▸ Goal: Take every line from the listing below that contains "Interest".

Entries with figure data:
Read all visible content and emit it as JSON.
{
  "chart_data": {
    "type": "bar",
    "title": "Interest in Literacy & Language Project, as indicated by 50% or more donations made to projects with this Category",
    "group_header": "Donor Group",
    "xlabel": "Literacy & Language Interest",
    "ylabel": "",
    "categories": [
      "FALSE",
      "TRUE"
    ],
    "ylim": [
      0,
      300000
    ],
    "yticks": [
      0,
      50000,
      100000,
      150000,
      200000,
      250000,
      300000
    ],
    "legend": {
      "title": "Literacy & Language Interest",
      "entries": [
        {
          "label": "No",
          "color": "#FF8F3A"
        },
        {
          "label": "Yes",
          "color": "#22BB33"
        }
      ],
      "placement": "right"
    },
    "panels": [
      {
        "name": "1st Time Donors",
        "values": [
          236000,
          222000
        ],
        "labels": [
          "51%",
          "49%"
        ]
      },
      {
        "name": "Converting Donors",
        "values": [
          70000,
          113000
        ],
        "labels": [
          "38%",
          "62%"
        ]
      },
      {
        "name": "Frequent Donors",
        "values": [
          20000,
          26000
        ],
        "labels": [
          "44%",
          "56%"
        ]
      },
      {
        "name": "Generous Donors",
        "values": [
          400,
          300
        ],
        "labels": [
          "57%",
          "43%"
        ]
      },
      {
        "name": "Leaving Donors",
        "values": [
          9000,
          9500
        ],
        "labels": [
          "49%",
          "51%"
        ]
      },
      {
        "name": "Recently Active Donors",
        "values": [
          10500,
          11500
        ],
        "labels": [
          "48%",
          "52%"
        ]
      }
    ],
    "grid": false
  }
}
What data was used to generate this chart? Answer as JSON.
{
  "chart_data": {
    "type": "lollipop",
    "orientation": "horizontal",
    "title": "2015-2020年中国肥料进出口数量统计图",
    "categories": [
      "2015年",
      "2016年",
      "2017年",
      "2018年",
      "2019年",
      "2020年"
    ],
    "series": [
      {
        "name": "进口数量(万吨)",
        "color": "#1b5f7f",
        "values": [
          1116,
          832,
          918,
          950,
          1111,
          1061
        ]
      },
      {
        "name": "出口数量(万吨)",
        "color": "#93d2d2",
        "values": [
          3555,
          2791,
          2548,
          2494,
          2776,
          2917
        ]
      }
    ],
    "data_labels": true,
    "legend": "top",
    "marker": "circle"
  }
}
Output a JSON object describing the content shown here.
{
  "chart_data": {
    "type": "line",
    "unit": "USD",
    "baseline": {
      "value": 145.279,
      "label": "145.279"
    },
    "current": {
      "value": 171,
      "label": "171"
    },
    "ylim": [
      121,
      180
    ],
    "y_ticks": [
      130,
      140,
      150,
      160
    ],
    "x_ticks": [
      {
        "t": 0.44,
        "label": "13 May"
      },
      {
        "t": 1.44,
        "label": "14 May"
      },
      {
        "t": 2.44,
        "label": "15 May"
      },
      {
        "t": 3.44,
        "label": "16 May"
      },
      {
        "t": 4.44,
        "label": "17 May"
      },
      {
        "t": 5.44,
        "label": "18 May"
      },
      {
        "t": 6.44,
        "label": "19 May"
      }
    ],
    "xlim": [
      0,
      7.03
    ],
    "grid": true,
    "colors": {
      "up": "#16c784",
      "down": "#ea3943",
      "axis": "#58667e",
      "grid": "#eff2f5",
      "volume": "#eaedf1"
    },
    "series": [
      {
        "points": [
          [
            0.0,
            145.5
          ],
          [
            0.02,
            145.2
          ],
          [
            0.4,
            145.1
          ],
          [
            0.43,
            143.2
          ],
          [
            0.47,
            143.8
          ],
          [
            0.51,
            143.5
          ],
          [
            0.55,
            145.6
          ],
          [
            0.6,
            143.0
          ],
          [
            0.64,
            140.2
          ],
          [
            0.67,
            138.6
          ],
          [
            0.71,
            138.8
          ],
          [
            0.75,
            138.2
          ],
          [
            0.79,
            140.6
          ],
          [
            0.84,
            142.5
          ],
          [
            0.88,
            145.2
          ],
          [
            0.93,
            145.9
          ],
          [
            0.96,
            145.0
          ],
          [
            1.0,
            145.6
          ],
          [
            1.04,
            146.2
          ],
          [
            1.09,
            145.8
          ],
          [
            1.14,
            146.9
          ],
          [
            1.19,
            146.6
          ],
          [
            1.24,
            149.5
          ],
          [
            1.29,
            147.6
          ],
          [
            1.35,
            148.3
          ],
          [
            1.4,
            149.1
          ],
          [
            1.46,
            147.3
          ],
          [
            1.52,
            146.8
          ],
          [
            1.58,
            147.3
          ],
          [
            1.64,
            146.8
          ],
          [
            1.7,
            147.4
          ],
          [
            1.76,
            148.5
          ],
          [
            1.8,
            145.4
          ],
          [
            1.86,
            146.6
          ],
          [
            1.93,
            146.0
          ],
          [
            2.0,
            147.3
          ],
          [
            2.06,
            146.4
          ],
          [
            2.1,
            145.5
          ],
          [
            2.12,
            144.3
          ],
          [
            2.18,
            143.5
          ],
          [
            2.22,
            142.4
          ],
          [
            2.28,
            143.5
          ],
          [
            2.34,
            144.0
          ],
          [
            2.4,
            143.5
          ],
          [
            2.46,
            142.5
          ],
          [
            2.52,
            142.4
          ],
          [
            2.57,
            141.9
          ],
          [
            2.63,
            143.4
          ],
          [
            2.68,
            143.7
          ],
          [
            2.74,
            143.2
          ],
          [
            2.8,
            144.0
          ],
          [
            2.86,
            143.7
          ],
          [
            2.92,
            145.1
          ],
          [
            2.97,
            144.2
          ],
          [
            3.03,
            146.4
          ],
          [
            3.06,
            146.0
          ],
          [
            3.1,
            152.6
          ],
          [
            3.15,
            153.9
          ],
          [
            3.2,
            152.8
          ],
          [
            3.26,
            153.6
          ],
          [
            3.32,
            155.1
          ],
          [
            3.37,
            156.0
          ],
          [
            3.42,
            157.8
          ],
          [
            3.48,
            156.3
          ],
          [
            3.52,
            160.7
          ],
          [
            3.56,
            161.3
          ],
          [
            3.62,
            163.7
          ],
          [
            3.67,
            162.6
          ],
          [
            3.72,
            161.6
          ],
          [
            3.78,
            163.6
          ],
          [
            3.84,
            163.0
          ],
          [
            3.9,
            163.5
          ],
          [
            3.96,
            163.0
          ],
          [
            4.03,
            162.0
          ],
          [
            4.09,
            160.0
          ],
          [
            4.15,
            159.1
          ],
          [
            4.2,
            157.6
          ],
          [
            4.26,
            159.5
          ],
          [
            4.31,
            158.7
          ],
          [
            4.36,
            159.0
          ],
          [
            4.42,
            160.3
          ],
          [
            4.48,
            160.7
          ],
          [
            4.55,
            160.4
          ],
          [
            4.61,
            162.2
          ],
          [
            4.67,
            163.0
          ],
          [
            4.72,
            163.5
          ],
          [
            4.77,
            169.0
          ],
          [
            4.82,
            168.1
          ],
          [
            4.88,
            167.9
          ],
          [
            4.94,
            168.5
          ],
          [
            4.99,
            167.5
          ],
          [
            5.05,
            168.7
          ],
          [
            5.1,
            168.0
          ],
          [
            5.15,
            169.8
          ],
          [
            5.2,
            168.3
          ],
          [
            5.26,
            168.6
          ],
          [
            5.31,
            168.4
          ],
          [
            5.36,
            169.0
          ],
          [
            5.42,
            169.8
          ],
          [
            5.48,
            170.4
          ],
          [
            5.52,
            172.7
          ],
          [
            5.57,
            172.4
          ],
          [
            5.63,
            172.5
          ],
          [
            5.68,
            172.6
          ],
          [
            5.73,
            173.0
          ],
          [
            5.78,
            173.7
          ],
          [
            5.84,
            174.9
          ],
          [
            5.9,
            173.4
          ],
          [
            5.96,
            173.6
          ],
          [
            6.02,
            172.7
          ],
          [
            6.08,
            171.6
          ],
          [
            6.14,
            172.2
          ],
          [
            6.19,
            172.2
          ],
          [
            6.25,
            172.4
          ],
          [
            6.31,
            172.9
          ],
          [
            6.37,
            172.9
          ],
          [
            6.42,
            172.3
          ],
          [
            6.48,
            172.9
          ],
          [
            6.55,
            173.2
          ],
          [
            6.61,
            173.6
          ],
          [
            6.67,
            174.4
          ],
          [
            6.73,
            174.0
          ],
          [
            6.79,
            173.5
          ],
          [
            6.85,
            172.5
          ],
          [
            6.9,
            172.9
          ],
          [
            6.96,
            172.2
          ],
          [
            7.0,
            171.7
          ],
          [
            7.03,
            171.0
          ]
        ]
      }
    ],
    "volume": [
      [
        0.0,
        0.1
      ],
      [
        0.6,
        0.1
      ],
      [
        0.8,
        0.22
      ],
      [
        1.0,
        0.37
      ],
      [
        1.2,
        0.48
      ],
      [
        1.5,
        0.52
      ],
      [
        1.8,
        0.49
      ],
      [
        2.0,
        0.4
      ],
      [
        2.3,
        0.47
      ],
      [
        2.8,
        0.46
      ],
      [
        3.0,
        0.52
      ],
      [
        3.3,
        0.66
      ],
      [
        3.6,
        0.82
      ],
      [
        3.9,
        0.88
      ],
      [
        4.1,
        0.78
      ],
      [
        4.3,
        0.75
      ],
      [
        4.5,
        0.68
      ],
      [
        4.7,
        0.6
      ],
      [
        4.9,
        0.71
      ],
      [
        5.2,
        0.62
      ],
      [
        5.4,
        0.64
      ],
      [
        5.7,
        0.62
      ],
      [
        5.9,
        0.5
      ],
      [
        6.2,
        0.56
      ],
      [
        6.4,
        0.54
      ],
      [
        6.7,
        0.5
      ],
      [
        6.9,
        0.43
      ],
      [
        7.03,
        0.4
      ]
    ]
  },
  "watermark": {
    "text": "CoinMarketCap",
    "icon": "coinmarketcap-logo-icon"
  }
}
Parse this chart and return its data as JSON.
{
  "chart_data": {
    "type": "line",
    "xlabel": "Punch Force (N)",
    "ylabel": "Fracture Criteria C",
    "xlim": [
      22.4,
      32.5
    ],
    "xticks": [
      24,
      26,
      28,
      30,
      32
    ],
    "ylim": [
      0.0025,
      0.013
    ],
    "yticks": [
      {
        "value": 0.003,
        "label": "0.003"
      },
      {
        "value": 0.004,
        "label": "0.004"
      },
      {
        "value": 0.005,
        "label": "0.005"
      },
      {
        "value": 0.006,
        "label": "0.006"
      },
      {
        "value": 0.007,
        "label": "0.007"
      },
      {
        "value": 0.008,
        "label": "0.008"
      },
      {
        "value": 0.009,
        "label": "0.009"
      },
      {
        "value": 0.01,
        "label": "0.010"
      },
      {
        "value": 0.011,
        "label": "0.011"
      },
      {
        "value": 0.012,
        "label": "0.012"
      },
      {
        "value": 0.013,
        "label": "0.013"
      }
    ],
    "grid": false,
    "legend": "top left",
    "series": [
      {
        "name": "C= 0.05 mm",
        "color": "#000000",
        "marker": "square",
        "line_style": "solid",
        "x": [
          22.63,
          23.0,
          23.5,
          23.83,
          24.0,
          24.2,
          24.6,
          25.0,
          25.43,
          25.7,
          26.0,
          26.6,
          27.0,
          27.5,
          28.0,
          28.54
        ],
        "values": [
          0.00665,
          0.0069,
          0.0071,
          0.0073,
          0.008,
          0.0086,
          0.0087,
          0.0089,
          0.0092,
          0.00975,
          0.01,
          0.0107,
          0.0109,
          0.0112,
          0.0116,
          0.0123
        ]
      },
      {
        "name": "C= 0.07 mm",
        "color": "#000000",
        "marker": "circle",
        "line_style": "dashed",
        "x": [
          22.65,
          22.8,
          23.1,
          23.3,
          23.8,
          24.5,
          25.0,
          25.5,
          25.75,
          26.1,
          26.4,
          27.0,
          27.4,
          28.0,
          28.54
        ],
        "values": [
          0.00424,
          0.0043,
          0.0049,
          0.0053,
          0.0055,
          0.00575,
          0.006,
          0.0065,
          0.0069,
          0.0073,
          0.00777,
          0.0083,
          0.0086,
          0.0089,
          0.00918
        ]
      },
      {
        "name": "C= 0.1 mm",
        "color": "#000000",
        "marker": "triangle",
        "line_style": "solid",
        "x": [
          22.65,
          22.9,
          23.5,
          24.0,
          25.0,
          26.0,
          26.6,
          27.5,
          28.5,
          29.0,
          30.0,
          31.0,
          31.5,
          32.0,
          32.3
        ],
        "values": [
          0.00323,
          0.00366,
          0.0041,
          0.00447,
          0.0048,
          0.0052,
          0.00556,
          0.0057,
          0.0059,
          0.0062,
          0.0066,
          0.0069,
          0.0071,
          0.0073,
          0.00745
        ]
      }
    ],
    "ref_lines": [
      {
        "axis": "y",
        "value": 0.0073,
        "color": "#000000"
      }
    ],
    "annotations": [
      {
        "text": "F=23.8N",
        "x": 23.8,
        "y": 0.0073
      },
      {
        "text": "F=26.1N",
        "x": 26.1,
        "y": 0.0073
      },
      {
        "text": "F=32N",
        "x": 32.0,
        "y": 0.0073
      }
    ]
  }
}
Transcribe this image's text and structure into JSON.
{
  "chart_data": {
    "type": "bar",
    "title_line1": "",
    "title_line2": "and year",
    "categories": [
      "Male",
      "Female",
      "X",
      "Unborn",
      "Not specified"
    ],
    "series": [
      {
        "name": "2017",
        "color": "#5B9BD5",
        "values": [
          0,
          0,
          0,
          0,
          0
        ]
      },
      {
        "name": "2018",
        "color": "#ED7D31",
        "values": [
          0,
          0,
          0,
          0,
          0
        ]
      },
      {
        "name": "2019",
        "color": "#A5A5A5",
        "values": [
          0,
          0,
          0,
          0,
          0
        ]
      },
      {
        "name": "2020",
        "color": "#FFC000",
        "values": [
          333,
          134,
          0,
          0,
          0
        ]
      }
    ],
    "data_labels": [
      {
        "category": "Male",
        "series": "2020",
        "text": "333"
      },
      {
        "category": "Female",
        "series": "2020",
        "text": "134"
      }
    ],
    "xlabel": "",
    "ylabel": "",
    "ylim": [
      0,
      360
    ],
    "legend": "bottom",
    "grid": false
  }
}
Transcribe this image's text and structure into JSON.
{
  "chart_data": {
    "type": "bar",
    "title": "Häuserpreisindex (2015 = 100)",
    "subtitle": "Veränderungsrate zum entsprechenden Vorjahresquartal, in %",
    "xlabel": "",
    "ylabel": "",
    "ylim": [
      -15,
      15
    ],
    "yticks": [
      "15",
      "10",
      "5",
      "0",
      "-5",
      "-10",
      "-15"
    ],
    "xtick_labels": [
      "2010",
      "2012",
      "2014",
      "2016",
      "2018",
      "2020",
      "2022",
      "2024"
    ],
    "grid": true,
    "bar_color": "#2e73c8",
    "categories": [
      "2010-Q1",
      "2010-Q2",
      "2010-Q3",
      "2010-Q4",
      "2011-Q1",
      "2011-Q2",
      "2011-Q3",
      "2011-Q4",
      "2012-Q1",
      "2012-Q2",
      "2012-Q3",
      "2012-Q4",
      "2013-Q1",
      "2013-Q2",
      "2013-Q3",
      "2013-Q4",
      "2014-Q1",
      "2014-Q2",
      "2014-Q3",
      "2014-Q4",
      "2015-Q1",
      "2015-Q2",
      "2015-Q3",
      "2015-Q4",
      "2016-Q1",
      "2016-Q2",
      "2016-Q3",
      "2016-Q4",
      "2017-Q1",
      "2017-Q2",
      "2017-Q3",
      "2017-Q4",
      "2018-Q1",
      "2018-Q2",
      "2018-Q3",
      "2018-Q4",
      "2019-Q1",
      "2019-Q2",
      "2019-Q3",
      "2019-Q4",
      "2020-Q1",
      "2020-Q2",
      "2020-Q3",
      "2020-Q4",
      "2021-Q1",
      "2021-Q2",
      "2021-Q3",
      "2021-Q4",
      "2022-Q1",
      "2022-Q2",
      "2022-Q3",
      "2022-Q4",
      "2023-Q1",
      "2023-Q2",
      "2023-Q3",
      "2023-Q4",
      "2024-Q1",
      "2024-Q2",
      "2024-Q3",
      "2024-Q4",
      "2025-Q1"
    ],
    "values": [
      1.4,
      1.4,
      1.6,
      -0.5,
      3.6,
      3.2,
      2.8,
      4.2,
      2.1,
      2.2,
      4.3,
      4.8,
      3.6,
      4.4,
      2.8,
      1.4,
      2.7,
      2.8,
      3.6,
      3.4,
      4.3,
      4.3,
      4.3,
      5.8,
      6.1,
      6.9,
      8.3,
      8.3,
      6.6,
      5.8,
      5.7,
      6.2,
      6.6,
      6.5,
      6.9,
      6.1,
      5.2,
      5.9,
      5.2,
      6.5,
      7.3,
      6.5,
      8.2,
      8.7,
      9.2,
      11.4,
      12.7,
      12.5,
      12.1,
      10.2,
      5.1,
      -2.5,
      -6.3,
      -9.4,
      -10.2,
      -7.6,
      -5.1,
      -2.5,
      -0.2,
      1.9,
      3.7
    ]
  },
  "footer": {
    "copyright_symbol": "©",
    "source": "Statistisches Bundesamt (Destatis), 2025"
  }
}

▸ Reply:
    "title": "Interest in Literacy & Language Project, as indicated by 50% or more donations made to projects with this Category",
    "xlabel": "Literacy & Language Interest",
      "title": "Literacy & Language Interest",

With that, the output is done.